Document passage →
########

Our previous blog post focused on a data analytics exercise to examine the unlikely relationship between characteristics of storms and properties of the moon. Unsurprisingly the long established belief that no such meaningful relationship exists held true. Some correlations surfaced but they were mild. However, an interesting side effect from that study was that a merged dataset was generated. Specifically, data related to storms and the position and illumination of the moon were collapsed into a single object. We can now see dates on which storms occurred and what properties of the moon were prevalent on the same dates. We have the data so why not perform some machine learning. Before we do, let’s set a few concepts. More importantly, let’s also frame questions so we know what we are trying to accomplish.
Machine learning is a discipline of artificial intelligence that focuses on computers inferring new knowledge, and possibly new behaviors based on that knowledge, from historical data. Historical data is sometimes referred to as experience. There are two (2) major subgroups of machine learning – supervised learning and unsupervised learning.
Supervised learning is the example we’ll be doing today where data is introduced to some algorithm (a process known as “training“) to produce a model. A model is a construct used to perform some operation on new (but structurally similar) data that was not a part of training. Let’s consider a very simplified example, say your business wants to predict the growth of sales in a particular region. You have historical sales data by week going back ten (10) years. There is also matching dollar amount spends on marketing by channel going back a similar ten (10) years. Its possible to combine these two (2) sources to form a training dataset (the computer’s “experience”), then feed it into a machine learning algorithm. This would create a model that establishes the relationship between your marketing spends and your resulting sales.
However, that’s not where your business realizes value from machine learning. Now you need to use the trained model to predict the result you need. You need the model to answer the question concerning growth in sales. This is done by feeding the trained model planned marketing spends for it to predict future sales. That’s the value proposition of supervised learning.
Unsupervised learning is where an algorithm tries to detect groups in a dataset. There is no training phase. This is commonly accomplished by finding centroids, or hubs, in the data. The algorithm will then find records in the data that are reasonably similar to each hub and group them. It does this by using some approach to estimate the distance of each record from each hub.
For example, let’s say we have a dataset of cars that has each vehicle’s horsepower, engine displacement, mpg, and range. Our goal would be to estimate which record is a sports car, luxury car, or economy car. We will notice that we have three (3) buckets for each type of car. This implicitly provides us with the number of centroids we need to create our model. It’s actually the “k” in probably the model popular algorithm for unsupervised learning, k-means clustering. The algorithm would create our three (3) centroids then try to group each record in the dataset into one of the three (3) matching groups by measuring their commonalities using the available columns. That is, it would try to associate each record with a group based on similarities in horsepower, displacement, mpg, and range.
Now that we understand what machine learning is and what it can do, let’s frame questions we want to answer in this article, and then get into the details of the example.
Developing the Question
We previously mentioned having a merged dataset of storm and moon data by date. A possible interesting direction to take this exercise would be to try to predict the position of hurricanes in the dataset through latitude and longitude coordinates. It would also be interesting to extend that exercise to find the best performing machine learning algorithm for our hurricane prediction model. That is, among the dozens of algorithms available to perform machine learning, which works best for this particular example. Therefore, our two questions could be:
- Is it possible to accurately predict the position of a hurricane using the data we have?

########

Information supplied →
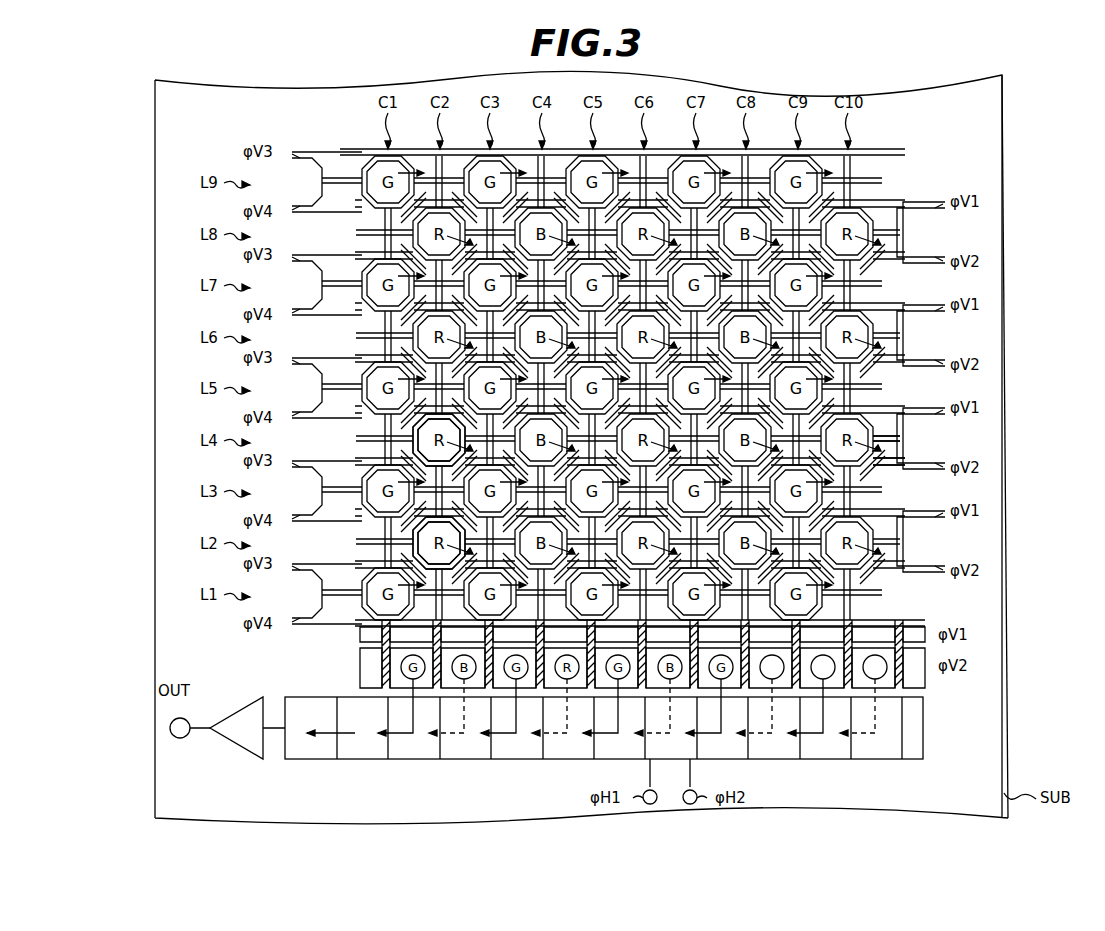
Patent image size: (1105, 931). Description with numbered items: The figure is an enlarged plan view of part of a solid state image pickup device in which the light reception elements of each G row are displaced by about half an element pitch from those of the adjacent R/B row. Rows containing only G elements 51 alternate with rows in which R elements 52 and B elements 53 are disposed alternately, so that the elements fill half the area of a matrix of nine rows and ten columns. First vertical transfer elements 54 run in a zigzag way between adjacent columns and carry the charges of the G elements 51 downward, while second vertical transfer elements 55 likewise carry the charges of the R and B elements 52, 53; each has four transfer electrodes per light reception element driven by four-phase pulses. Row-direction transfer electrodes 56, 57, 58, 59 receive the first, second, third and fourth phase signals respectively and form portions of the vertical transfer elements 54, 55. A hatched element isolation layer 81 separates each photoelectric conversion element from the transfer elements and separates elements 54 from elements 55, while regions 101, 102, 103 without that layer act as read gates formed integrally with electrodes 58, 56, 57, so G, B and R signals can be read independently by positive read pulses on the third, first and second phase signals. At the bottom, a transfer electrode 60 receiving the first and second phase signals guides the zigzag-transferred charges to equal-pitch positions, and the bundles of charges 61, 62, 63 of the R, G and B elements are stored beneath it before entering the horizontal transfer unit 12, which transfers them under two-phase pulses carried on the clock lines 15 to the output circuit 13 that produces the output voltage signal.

The horizontal transfer unit 12 is at (727, 759).
The output circuit 13 is at (244, 712).
The horizontal clock lines 15 is at (690, 776).
The G element 51 is at (360, 622).
The R element 52 is at (410, 447).
The B element 53 is at (410, 550).
The first vertical transfer element 54 is at (835, 148).
The second vertical transfer element 55 is at (860, 148).
The transfer electrode 56 is at (918, 526).
The transfer electrode 57 is at (915, 559).
The transfer electrode 58 is at (327, 579).
The transfer electrode 59 is at (332, 610).
The transfer electrode 60 is at (913, 672).
The bundle of electric charges 61 is at (775, 680).
The bundle of electric charges 62 is at (829, 680).
The bundle of electric charges 63 is at (881, 680).
The element isolation layer 81 is at (880, 397).
The read gate 101 is at (865, 578).
The read gate 102 is at (887, 500).
The read gate 103 is at (885, 470).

########

To do →
[1] Please copy, word for word, the part of the machine learning post that opens with the words containing "However, that’s not" and closes with "from each hub.".
[2] Answer these questions from the machine learning post:
(a) What are the two major subgroups of machine learning?
(b) How many years back does the weekly sales data in the sales growth example go?
(c) What four measurements does the car dataset hold for each vehicle?
[3] In the machine learning post, why does the car example call for three centroids? Explain in one to three sentences.

Task-by-task outputs →
[1]
However, that’s not where your business realizes value from machine learning. Now you need to use the trained model to predict the result you need. You need the model to answer the question concerning growth in sales. This is done by feeding the trained model planned marketing spends for it to predict future sales. That’s the value proposition of supervised learning.
Unsupervised learning is where an algorithm tries to detect groups in a dataset. There is no training phase. This is commonly accomplished by finding centroids, or hubs, in the data. The algorithm will then find records in the data that are reasonably similar to each hub and group them. It does this by using some approach to estimate the distance of each record from each hub.

[2]
(a) Supervised learning and unsupervised learning.
(b) Ten years.
(c) Horsepower, engine displacement, mpg, and range.

[3] The goal is to sort each car into one of three types: sports, luxury, or economy. Those three buckets implicitly set the number of centroids the model needs, which is the "k" in k-means clustering.